_WORK TO COMPLETE_. Tell how many lines carry the word "document"; the reply is the number and nothing else.

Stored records

/---

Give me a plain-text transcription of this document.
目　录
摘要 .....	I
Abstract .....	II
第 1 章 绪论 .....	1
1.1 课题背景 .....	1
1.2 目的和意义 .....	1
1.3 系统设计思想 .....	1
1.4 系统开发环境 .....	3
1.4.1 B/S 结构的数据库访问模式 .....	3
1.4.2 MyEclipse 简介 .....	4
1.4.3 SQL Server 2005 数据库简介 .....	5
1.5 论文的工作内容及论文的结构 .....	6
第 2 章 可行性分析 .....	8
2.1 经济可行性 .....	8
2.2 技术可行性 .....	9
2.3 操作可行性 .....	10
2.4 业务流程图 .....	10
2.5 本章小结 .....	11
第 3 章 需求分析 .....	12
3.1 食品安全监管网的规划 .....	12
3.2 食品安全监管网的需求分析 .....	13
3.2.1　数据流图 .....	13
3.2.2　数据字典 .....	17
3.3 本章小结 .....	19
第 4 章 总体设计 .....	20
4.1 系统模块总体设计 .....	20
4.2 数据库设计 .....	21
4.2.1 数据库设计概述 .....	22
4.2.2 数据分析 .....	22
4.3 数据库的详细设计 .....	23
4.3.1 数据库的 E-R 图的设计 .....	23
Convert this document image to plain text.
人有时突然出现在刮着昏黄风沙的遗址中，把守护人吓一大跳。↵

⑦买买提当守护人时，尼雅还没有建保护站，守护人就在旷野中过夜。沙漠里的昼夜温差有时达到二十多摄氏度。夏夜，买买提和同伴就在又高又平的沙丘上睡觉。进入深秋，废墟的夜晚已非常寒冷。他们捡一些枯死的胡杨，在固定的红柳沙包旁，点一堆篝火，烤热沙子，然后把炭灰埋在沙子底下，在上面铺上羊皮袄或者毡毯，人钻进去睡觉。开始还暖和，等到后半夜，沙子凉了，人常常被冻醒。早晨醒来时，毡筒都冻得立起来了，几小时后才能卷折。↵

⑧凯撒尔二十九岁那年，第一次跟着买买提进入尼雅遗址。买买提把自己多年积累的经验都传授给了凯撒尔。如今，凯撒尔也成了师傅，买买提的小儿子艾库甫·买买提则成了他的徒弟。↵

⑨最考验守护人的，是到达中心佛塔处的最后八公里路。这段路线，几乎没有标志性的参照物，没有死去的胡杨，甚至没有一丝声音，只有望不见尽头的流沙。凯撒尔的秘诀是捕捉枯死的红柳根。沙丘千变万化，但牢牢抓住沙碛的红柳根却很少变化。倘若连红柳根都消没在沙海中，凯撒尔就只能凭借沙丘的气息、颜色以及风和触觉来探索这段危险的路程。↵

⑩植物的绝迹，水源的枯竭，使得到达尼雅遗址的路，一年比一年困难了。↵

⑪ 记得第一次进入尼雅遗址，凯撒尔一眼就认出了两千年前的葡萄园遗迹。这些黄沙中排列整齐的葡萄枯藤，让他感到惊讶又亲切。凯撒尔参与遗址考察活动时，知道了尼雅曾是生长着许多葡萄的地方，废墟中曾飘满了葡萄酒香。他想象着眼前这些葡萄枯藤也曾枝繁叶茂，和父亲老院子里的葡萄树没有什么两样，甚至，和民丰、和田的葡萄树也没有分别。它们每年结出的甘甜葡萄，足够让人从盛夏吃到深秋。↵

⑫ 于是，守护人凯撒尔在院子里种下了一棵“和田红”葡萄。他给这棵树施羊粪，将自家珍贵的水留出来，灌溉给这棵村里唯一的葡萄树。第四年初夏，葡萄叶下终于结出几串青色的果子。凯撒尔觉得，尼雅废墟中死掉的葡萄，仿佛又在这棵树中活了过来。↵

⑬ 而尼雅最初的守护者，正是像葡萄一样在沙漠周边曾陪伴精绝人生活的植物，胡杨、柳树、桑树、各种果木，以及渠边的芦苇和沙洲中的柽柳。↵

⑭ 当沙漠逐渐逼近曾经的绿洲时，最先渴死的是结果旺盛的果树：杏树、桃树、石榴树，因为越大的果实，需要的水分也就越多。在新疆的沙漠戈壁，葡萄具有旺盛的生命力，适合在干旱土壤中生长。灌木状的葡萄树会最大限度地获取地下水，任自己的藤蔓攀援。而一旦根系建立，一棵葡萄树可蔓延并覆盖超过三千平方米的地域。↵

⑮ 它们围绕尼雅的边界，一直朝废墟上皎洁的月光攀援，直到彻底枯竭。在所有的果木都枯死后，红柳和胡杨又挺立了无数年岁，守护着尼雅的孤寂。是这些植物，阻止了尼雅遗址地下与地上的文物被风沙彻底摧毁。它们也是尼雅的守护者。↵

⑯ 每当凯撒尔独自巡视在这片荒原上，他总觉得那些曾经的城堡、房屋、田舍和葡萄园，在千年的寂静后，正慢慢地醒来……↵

\---

_SOLUTION_. 2